**TASK DESCRIPTION**
Copy each line that contains the string "Continuum".

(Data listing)
===

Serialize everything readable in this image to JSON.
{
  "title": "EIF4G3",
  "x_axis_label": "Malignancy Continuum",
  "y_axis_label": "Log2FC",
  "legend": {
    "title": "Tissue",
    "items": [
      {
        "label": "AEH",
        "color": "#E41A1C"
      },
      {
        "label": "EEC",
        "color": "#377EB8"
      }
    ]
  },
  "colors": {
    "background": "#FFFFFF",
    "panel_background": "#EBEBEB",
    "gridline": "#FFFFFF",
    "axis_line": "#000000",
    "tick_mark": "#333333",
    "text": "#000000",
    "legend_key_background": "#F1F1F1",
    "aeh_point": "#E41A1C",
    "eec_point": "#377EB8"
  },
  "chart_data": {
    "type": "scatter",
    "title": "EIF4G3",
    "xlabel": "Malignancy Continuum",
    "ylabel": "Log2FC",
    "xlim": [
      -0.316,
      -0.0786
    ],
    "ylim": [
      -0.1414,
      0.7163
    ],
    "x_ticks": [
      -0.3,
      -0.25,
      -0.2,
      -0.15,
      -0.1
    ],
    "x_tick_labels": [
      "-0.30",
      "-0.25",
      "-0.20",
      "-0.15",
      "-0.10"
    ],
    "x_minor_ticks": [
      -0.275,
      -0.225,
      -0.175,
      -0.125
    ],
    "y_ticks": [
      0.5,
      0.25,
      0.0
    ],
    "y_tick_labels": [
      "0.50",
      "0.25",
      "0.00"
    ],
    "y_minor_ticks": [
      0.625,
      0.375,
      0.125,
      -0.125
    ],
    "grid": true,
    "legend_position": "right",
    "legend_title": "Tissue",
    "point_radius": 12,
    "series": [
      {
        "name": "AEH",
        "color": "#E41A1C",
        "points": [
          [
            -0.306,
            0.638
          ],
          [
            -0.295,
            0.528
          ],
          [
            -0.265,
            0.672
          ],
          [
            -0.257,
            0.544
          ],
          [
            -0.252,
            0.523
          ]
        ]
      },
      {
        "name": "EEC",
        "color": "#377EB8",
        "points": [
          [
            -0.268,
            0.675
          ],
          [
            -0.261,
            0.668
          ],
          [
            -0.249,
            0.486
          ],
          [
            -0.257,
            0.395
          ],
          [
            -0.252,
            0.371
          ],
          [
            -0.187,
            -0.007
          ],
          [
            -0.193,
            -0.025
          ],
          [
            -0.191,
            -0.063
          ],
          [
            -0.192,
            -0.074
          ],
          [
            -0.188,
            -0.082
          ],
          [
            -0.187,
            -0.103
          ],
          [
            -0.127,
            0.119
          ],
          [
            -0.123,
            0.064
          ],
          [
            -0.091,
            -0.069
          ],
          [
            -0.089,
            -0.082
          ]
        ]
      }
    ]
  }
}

===

**SOLUTION FOR THIS PROBLEM**
  "x_axis_label": "Malignancy Continuum",
    "xlabel": "Malignancy Continuum",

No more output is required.